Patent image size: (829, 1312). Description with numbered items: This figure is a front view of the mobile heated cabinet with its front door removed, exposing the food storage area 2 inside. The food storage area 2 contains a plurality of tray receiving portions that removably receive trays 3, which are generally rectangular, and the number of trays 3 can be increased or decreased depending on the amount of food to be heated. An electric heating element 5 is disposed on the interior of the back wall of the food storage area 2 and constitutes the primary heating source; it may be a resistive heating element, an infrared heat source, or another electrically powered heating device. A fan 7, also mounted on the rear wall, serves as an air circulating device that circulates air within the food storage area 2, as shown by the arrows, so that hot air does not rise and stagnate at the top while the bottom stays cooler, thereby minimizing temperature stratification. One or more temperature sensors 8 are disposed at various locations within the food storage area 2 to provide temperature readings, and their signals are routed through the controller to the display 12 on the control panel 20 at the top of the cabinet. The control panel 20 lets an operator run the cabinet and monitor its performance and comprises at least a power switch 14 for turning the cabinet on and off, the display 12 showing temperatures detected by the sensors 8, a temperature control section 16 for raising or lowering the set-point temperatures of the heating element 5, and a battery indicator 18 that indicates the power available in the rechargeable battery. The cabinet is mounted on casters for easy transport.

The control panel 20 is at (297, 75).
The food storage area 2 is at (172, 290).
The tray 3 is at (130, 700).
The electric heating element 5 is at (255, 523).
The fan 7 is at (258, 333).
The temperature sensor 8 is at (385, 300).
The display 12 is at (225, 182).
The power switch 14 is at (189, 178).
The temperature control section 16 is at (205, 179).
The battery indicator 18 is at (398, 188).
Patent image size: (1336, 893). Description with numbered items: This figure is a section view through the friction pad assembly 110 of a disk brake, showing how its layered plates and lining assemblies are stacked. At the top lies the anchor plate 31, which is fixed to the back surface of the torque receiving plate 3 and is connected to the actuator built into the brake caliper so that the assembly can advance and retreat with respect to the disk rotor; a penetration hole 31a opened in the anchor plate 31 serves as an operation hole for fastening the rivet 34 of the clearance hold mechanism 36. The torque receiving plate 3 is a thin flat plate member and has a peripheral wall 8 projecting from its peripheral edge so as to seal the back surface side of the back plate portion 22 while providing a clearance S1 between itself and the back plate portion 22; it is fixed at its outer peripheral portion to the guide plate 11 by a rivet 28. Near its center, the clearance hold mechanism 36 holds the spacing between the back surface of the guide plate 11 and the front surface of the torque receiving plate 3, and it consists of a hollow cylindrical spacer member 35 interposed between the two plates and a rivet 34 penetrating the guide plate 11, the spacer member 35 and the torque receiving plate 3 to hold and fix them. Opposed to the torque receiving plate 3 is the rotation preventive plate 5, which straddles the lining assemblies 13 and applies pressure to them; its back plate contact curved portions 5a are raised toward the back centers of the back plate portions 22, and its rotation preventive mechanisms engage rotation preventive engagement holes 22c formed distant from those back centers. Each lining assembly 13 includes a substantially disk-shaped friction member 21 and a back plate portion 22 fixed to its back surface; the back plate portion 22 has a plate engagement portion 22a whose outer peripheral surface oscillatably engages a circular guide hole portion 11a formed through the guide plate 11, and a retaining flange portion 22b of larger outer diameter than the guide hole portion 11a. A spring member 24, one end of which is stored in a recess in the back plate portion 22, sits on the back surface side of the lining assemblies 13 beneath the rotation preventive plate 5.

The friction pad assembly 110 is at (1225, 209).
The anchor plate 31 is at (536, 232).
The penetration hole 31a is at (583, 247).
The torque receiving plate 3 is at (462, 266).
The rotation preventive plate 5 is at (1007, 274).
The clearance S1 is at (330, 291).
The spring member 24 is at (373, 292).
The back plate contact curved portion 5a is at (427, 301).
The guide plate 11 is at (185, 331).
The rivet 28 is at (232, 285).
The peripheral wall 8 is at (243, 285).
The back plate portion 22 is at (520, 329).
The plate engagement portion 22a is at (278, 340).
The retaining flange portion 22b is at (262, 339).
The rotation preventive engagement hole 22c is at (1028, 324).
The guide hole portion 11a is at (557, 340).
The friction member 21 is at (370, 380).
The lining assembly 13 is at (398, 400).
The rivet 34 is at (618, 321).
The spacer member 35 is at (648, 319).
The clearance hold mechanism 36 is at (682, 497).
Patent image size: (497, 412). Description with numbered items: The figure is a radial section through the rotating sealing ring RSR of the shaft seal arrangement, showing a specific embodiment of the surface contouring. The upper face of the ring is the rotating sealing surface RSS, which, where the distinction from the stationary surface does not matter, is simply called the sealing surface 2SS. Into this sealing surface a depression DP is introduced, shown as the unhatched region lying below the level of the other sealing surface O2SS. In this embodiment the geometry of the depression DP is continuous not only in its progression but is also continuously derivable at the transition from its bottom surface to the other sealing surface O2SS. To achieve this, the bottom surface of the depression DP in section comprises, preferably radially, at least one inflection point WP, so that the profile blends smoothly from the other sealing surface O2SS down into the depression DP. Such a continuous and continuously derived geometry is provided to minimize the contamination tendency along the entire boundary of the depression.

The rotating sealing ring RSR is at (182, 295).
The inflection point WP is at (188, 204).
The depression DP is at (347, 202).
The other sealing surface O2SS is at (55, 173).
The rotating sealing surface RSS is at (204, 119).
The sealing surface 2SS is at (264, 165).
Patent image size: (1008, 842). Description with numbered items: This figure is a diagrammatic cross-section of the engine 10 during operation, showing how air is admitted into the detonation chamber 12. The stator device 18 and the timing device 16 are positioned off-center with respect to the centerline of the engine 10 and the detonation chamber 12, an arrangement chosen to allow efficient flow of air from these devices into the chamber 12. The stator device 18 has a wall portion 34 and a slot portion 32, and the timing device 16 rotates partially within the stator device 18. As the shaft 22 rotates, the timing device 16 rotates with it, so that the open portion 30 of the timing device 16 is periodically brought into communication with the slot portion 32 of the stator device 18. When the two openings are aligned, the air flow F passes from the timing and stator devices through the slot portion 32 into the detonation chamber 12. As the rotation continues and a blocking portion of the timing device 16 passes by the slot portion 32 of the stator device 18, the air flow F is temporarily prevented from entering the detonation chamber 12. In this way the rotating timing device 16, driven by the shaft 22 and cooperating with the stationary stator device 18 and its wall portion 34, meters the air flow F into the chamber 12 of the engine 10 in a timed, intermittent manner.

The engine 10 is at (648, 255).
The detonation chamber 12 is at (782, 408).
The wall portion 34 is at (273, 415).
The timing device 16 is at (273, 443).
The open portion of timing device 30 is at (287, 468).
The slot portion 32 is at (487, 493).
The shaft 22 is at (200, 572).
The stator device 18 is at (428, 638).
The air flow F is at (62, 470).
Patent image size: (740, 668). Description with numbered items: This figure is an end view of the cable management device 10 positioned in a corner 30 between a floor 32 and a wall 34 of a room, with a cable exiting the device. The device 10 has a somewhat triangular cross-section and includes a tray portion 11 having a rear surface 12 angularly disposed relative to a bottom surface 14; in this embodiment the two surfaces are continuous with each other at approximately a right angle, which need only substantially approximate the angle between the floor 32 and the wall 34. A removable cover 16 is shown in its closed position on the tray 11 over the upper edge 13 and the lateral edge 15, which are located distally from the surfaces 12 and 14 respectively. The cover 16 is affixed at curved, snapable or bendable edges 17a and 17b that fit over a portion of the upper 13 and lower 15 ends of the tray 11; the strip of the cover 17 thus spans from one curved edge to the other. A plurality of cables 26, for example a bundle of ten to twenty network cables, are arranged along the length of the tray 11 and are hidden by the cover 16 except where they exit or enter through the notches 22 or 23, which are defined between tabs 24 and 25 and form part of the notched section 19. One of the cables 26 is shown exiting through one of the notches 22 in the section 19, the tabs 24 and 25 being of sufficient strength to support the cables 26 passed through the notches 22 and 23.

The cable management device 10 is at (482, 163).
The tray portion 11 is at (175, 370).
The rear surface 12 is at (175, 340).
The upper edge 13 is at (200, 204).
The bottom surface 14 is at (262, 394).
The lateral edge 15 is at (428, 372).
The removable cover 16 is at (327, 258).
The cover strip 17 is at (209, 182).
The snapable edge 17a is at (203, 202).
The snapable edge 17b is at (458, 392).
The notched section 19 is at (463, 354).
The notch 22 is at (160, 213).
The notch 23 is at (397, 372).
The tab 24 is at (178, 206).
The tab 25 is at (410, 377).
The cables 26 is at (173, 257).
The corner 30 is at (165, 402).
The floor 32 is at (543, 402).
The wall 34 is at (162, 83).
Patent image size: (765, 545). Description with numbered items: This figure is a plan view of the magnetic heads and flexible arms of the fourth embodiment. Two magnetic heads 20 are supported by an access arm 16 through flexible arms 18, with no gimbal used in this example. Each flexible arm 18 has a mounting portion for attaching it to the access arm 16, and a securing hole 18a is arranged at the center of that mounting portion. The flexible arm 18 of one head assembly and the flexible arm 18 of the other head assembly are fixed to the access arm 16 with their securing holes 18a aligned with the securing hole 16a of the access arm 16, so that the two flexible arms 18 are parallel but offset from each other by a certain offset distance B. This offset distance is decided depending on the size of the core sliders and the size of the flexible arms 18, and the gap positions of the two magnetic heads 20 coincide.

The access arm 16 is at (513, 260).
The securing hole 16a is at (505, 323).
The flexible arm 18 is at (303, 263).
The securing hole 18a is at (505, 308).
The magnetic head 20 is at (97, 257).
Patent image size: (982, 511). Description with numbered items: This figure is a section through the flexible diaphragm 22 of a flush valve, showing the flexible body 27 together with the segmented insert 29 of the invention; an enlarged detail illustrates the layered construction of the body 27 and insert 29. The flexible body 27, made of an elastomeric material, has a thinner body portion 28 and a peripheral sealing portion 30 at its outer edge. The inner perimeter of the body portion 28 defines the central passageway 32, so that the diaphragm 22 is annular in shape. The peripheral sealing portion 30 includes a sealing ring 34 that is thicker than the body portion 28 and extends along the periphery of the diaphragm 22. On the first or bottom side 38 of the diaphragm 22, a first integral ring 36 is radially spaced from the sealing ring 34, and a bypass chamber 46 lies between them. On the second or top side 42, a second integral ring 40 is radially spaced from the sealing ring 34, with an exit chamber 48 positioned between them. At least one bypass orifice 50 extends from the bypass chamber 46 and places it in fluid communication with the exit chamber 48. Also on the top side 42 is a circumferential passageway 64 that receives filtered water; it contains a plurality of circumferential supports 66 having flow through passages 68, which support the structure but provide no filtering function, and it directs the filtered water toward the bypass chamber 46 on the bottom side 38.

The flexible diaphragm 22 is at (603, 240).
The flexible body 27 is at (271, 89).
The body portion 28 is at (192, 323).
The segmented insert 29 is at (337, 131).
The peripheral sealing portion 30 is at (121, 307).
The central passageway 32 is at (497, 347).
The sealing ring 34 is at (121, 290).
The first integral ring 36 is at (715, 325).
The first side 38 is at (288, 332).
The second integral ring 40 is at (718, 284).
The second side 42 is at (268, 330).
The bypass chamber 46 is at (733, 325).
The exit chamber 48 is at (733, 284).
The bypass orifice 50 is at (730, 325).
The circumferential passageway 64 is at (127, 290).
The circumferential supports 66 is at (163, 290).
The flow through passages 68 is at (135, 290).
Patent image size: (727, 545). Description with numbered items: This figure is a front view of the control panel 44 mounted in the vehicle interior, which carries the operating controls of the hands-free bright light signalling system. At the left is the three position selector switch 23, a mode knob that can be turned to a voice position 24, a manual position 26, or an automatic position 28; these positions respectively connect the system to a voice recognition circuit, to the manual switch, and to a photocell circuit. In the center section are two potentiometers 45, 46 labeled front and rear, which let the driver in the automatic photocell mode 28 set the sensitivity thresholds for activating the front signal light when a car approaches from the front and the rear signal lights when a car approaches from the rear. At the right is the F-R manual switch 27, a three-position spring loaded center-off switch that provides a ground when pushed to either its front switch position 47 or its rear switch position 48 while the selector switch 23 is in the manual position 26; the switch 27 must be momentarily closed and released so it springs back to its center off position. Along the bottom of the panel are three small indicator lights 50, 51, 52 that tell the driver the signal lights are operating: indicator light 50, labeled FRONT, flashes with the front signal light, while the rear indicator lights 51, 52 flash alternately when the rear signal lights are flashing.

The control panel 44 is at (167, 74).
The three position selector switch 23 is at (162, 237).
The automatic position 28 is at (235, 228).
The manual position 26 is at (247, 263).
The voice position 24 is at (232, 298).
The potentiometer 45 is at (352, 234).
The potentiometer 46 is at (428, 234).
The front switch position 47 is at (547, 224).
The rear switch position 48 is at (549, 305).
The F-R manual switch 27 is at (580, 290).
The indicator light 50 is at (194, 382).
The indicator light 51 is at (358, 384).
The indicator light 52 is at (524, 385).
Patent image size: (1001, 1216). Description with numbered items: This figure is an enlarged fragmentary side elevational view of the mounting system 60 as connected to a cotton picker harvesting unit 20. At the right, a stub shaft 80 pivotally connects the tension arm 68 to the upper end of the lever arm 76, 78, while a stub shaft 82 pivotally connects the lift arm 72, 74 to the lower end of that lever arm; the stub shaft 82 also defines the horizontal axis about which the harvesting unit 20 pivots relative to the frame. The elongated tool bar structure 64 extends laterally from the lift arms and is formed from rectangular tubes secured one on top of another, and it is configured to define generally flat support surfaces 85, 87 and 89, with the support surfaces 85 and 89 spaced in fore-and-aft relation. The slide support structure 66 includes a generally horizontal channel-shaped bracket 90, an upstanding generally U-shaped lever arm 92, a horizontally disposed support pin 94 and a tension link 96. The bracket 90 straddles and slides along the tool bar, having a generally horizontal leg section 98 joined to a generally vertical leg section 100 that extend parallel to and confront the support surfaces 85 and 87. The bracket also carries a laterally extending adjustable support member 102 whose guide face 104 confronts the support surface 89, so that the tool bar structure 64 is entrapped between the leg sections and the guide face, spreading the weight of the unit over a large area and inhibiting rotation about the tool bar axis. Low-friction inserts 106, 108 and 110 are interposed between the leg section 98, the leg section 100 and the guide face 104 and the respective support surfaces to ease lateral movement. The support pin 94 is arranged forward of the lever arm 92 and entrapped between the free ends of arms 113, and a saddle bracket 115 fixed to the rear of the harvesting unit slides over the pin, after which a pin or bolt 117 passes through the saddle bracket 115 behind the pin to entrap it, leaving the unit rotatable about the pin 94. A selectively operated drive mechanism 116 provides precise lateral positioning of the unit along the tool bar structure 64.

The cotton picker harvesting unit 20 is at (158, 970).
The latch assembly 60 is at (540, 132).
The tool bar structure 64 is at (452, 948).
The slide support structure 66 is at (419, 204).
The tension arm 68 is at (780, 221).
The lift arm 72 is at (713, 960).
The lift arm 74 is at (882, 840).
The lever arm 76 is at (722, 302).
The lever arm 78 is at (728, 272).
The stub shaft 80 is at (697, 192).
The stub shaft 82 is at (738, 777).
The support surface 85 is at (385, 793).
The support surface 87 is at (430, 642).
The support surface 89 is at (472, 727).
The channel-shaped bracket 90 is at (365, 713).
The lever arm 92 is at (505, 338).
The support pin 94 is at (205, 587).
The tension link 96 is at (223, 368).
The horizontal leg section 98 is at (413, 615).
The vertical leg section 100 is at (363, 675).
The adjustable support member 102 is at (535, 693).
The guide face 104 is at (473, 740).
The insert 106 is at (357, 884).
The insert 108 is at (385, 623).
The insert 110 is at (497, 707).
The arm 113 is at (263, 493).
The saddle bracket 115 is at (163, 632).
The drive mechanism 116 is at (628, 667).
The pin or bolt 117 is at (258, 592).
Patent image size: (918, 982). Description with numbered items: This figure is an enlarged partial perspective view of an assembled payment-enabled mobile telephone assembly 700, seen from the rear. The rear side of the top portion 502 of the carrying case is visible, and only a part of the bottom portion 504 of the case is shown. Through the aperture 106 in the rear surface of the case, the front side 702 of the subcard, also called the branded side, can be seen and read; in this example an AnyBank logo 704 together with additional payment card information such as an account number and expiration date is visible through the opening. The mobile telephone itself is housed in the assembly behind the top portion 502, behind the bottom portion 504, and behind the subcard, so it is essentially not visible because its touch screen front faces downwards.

== == ==

§ **ENUNCIADO DO EXERCÍCIO**: Transcreva sem nenhuma alteração o trecho dos registros acima que vai da linha que contém "Patent image size: (765, 545)." até a linha que contém "The securing hole 16a is at (505, 323).", incluindo ambas.

§ **RESPOSTA ESPERADA**:
Patent image size: (765, 545). Description with numbered items: This figure is a plan view of the magnetic heads and flexible arms of the fourth embodiment. Two magnetic heads 20 are supported by an access arm 16 through flexible arms 18, with no gimbal used in this example. Each flexible arm 18 has a mounting portion for attaching it to the access arm 16, and a securing hole 18a is arranged at the center of that mounting portion. The flexible arm 18 of one head assembly and the flexible arm 18 of the other head assembly are fixed to the access arm 16 with their securing holes 18a aligned with the securing hole 16a of the access arm 16, so that the two flexible arms 18 are parallel but offset from each other by a certain offset distance B. This offset distance is decided depending on the size of the core sliders and the size of the flexible arms 18, and the gap positions of the two magnetic heads 20 coincide.

The access arm 16 is at (513, 260).
The securing hole 16a is at (505, 323).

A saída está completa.